* **Your instructions**:
Restate all of the data exactly.
• • • • •
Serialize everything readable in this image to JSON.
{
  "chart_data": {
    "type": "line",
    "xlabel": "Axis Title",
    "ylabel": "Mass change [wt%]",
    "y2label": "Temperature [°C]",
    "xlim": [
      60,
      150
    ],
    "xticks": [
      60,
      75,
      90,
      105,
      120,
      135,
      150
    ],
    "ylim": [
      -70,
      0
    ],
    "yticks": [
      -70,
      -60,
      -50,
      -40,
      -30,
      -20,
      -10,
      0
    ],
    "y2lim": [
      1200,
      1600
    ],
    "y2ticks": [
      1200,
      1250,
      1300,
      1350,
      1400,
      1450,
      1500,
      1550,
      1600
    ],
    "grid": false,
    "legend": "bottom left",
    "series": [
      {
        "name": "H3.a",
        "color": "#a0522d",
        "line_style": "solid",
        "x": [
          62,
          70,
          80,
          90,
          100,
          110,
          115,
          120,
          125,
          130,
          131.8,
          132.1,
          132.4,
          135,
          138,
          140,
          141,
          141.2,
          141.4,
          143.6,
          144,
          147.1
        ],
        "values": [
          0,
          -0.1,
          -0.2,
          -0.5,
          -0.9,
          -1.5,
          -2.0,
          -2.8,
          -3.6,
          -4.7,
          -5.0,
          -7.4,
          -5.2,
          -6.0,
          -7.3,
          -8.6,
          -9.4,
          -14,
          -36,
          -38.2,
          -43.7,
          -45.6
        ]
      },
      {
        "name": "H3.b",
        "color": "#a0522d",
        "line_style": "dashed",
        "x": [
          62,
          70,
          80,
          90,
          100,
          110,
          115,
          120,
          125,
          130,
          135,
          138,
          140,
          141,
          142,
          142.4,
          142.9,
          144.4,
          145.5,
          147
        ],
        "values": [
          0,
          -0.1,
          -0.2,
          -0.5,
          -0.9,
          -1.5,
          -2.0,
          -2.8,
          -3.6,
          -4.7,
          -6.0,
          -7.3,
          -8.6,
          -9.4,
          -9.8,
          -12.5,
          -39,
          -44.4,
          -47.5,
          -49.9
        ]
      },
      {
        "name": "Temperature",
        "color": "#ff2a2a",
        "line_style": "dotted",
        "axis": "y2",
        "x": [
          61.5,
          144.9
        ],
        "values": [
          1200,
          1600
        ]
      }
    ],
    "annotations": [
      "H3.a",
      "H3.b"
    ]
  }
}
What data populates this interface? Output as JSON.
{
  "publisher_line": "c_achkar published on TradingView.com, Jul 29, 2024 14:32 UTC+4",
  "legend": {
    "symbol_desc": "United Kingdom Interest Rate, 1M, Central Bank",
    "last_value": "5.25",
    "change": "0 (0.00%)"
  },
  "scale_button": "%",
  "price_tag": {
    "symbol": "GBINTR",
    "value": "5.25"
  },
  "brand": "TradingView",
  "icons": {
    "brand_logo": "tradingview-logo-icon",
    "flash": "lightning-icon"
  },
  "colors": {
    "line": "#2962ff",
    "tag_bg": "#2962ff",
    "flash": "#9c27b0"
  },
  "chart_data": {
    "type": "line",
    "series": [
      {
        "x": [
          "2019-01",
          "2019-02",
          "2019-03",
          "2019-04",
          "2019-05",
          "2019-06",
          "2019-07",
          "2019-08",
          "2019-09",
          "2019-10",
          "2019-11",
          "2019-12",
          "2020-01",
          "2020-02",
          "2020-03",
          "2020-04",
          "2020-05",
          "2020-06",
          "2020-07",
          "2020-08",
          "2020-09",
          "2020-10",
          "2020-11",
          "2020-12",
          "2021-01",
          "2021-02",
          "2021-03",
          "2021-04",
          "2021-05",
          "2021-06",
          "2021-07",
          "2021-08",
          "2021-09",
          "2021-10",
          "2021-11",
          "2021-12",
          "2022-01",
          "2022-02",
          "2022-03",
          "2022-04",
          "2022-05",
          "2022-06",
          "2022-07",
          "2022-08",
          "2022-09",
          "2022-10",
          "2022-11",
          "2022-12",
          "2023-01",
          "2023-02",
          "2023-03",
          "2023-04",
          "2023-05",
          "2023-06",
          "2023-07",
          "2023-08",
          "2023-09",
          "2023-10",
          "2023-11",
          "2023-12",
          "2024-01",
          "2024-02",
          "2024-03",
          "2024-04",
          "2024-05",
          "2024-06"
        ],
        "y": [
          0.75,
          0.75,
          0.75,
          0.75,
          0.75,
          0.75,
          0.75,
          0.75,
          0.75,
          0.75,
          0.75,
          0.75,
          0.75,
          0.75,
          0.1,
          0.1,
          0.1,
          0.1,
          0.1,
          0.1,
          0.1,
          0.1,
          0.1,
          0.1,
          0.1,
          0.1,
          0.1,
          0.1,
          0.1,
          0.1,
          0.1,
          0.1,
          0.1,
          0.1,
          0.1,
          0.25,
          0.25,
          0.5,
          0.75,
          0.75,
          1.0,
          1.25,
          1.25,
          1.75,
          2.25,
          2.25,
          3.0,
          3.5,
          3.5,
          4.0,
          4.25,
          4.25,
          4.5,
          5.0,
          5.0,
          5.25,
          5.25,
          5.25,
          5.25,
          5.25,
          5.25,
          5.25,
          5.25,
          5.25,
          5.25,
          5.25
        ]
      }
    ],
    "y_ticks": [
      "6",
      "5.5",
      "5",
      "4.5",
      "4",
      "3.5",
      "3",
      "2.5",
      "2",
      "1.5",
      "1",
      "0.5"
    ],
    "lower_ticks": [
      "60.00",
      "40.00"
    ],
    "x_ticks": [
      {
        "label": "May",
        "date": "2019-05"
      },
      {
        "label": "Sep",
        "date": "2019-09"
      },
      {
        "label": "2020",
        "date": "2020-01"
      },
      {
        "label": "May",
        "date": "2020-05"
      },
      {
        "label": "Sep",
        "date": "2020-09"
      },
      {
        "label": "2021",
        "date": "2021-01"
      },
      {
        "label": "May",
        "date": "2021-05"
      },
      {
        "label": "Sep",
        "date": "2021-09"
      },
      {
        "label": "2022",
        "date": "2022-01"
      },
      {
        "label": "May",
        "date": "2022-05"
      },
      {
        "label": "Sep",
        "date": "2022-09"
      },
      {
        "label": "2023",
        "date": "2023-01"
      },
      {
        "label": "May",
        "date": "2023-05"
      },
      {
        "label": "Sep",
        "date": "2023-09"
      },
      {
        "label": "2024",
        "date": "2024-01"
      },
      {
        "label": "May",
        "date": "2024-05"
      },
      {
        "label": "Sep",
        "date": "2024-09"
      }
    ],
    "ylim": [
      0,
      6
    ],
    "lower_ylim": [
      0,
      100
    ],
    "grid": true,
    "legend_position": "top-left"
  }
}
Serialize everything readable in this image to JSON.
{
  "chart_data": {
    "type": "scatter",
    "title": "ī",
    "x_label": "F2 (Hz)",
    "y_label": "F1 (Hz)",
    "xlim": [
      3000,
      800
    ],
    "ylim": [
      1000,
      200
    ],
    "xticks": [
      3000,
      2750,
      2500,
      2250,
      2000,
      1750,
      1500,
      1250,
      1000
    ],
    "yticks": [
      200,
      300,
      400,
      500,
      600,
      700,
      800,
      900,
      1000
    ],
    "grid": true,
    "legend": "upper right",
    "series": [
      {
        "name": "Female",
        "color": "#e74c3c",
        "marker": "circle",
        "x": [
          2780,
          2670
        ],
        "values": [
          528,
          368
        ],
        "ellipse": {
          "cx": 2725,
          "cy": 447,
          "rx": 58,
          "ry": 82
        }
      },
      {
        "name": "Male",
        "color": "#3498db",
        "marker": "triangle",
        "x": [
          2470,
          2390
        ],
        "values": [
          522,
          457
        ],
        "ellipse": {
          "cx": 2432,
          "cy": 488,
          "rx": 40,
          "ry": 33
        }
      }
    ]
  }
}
• • • • •
* **Response to the exercise**:
Serialize everything readable in this image to JSON.
{
  "chart_data": {
    "type": "line",
    "xlabel": "Axis Title",
    "ylabel": "Mass change [wt%]",
    "y2label": "Temperature [°C]",
    "xlim": [
      60,
      150
    ],
    "xticks": [
      60,
      75,
      90,
      105,
      120,
      135,
      150
    ],
    "ylim": [
      -70,
      0
    ],
    "yticks": [
      -70,
      -60,
      -50,
      -40,
      -30,
      -20,
      -10,
      0
    ],
    "y2lim": [
      1200,
      1600
    ],
    "y2ticks": [
      1200,
      1250,
      1300,
      1350,
      1400,
      1450,
      1500,
      1550,
      1600
    ],
    "grid": false,
    "legend": "bottom left",
    "series": [
      {
        "name": "H3.a",
        "color": "#a0522d",
        "line_style": "solid",
        "x": [
          62,
          70,
          80,
          90,
          100,
          110,
          115,
          120,
          125,
          130,
          131.8,
          132.1,
          132.4,
          135,
          138,
          140,
          141,
          141.2,
          141.4,
          143.6,
          144,
          147.1
        ],
        "values": [
          0,
          -0.1,
          -0.2,
          -0.5,
          -0.9,
          -1.5,
          -2.0,
          -2.8,
          -3.6,
          -4.7,
          -5.0,
          -7.4,
          -5.2,
          -6.0,
          -7.3,
          -8.6,
          -9.4,
          -14,
          -36,
          -38.2,
          -43.7,
          -45.6
        ]
      },
      {
        "name": "H3.b",
        "color": "#a0522d",
        "line_style": "dashed",
        "x": [
          62,
          70,
          80,
          90,
          100,
          110,
          115,
          120,
          125,
          130,
          135,
          138,
          140,
          141,
          142,
          142.4,
          142.9,
          144.4,
          145.5,
          147
        ],
        "values": [
          0,
          -0.1,
          -0.2,
          -0.5,
          -0.9,
          -1.5,
          -2.0,
          -2.8,
          -3.6,
          -4.7,
          -6.0,
          -7.3,
          -8.6,
          -9.4,
          -9.8,
          -12.5,
          -39,
          -44.4,
          -47.5,
          -49.9
        ]
      },
      {
        "name": "Temperature",
        "color": "#ff2a2a",
        "line_style": "dotted",
        "axis": "y2",
        "x": [
          61.5,
          144.9
        ],
        "values": [
          1200,
          1600
        ]
      }
    ],
    "annotations": [
      "H3.a",
      "H3.b"
    ]
  }
}
What data populates this interface? Output as JSON.
{
  "publisher_line": "c_achkar published on TradingView.com, Jul 29, 2024 14:32 UTC+4",
  "legend": {
    "symbol_desc": "United Kingdom Interest Rate, 1M, Central Bank",
    "last_value": "5.25",
    "change": "0 (0.00%)"
  },
  "scale_button": "%",
  "price_tag": {
    "symbol": "GBINTR",
    "value": "5.25"
  },
  "brand": "TradingView",
  "icons": {
    "brand_logo": "tradingview-logo-icon",
    "flash": "lightning-icon"
  },
  "colors": {
    "line": "#2962ff",
    "tag_bg": "#2962ff",
    "flash": "#9c27b0"
  },
  "chart_data": {
    "type": "line",
    "series": [
      {
        "x": [
          "2019-01",
          "2019-02",
          "2019-03",
          "2019-04",
          "2019-05",
          "2019-06",
          "2019-07",
          "2019-08",
          "2019-09",
          "2019-10",
          "2019-11",
          "2019-12",
          "2020-01",
          "2020-02",
          "2020-03",
          "2020-04",
          "2020-05",
          "2020-06",
          "2020-07",
          "2020-08",
          "2020-09",
          "2020-10",
          "2020-11",
          "2020-12",
          "2021-01",
          "2021-02",
          "2021-03",
          "2021-04",
          "2021-05",
          "2021-06",
          "2021-07",
          "2021-08",
          "2021-09",
          "2021-10",
          "2021-11",
          "2021-12",
          "2022-01",
          "2022-02",
          "2022-03",
          "2022-04",
          "2022-05",
          "2022-06",
          "2022-07",
          "2022-08",
          "2022-09",
          "2022-10",
          "2022-11",
          "2022-12",
          "2023-01",
          "2023-02",
          "2023-03",
          "2023-04",
          "2023-05",
          "2023-06",
          "2023-07",
          "2023-08",
          "2023-09",
          "2023-10",
          "2023-11",
          "2023-12",
          "2024-01",
          "2024-02",
          "2024-03",
          "2024-04",
          "2024-05",
          "2024-06"
        ],
        "y": [
          0.75,
          0.75,
          0.75,
          0.75,
          0.75,
          0.75,
          0.75,
          0.75,
          0.75,
          0.75,
          0.75,
          0.75,
          0.75,
          0.75,
          0.1,
          0.1,
          0.1,
          0.1,
          0.1,
          0.1,
          0.1,
          0.1,
          0.1,
          0.1,
          0.1,
          0.1,
          0.1,
          0.1,
          0.1,
          0.1,
          0.1,
          0.1,
          0.1,
          0.1,
          0.1,
          0.25,
          0.25,
          0.5,
          0.75,
          0.75,
          1.0,
          1.25,
          1.25,
          1.75,
          2.25,
          2.25,
          3.0,
          3.5,
          3.5,
          4.0,
          4.25,
          4.25,
          4.5,
          5.0,
          5.0,
          5.25,
          5.25,
          5.25,
          5.25,
          5.25,
          5.25,
          5.25,
          5.25,
          5.25,
          5.25,
          5.25
        ]
      }
    ],
    "y_ticks": [
      "6",
      "5.5",
      "5",
      "4.5",
      "4",
      "3.5",
      "3",
      "2.5",
      "2",
      "1.5",
      "1",
      "0.5"
    ],
    "lower_ticks": [
      "60.00",
      "40.00"
    ],
    "x_ticks": [
      {
        "label": "May",
        "date": "2019-05"
      },
      {
        "label": "Sep",
        "date": "2019-09"
      },
      {
        "label": "2020",
        "date": "2020-01"
      },
      {
        "label": "May",
        "date": "2020-05"
      },
      {
        "label": "Sep",
        "date": "2020-09"
      },
      {
        "label": "2021",
        "date": "2021-01"
      },
      {
        "label": "May",
        "date": "2021-05"
      },
      {
        "label": "Sep",
        "date": "2021-09"
      },
      {
        "label": "2022",
        "date": "2022-01"
      },
      {
        "label": "May",
        "date": "2022-05"
      },
      {
        "label": "Sep",
        "date": "2022-09"
      },
      {
        "label": "2023",
        "date": "2023-01"
      },
      {
        "label": "May",
        "date": "2023-05"
      },
      {
        "label": "Sep",
        "date": "2023-09"
      },
      {
        "label": "2024",
        "date": "2024-01"
      },
      {
        "label": "May",
        "date": "2024-05"
      },
      {
        "label": "Sep",
        "date": "2024-09"
      }
    ],
    "ylim": [
      0,
      6
    ],
    "lower_ylim": [
      0,
      100
    ],
    "grid": true,
    "legend_position": "top-left"
  }
}
Serialize everything readable in this image to JSON.
{
  "chart_data": {
    "type": "scatter",
    "title": "ī",
    "x_label": "F2 (Hz)",
    "y_label": "F1 (Hz)",
    "xlim": [
      3000,
      800
    ],
    "ylim": [
      1000,
      200
    ],
    "xticks": [
      3000,
      2750,
      2500,
      2250,
      2000,
      1750,
      1500,
      1250,
      1000
    ],
    "yticks": [
      200,
      300,
      400,
      500,
      600,
      700,
      800,
      900,
      1000
    ],
    "grid": true,
    "legend": "upper right",
    "series": [
      {
        "name": "Female",
        "color": "#e74c3c",
        "marker": "circle",
        "x": [
          2780,
          2670
        ],
        "values": [
          528,
          368
        ],
        "ellipse": {
          "cx": 2725,
          "cy": 447,
          "rx": 58,
          "ry": 82
        }
      },
      {
        "name": "Male",
        "color": "#3498db",
        "marker": "triangle",
        "x": [
          2470,
          2390
        ],
        "values": [
          522,
          457
        ],
        "ellipse": {
          "cx": 2432,
          "cy": 488,
          "rx": 40,
          "ry": 33
        }
      }
    ]
  }
}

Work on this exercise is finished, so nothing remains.